## Problem to work on
Pull out each line of the records holding the string "MFHPB".

-------- Recorded data

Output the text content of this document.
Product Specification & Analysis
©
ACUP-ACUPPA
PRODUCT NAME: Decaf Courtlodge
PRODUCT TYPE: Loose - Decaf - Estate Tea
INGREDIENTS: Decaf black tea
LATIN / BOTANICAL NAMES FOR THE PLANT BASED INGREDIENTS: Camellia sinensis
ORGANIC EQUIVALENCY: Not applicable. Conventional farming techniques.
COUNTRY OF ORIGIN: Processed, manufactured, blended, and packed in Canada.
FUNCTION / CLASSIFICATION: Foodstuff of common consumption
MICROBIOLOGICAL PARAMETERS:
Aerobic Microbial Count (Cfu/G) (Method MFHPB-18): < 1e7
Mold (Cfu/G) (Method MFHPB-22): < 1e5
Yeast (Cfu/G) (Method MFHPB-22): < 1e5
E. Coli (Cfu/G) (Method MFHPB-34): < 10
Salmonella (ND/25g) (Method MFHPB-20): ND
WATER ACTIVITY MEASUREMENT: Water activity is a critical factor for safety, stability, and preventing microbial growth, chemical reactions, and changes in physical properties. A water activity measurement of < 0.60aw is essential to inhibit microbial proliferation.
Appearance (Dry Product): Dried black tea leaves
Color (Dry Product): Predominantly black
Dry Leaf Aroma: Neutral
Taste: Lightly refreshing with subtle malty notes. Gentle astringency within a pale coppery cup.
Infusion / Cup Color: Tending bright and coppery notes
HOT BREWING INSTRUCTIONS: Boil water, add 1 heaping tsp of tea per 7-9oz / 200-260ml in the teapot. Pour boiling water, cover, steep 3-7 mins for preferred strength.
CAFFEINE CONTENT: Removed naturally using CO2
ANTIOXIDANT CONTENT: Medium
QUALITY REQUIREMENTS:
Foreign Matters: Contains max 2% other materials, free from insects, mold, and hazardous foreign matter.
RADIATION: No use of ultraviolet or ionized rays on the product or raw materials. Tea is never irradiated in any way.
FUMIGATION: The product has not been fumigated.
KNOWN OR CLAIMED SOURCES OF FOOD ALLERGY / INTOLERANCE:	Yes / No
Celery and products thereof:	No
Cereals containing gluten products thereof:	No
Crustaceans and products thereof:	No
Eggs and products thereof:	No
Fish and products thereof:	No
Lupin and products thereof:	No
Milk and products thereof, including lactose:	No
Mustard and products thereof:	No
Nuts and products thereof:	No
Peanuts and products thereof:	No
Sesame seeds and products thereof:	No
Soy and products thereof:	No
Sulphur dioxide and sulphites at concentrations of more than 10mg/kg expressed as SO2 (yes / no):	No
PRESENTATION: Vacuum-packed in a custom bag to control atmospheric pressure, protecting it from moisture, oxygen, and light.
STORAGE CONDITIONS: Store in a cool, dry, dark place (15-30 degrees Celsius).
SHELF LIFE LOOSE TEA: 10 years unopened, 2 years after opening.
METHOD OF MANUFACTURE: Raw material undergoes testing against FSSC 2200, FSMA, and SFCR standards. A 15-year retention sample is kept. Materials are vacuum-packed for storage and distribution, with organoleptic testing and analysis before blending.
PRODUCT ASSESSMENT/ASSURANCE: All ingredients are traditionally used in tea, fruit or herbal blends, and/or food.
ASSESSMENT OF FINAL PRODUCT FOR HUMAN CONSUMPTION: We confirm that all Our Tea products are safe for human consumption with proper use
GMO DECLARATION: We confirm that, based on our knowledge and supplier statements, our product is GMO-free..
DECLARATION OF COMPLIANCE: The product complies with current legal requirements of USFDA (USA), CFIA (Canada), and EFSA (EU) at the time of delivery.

----------------

## Task output
Aerobic Microbial Count (Cfu/G) (Method MFHPB-18): < 1e7
Mold (Cfu/G) (Method MFHPB-22): < 1e5
Yeast (Cfu/G) (Method MFHPB-22): < 1e5
E. Coli (Cfu/G) (Method MFHPB-34): < 10
Salmonella (ND/25g) (Method MFHPB-20): ND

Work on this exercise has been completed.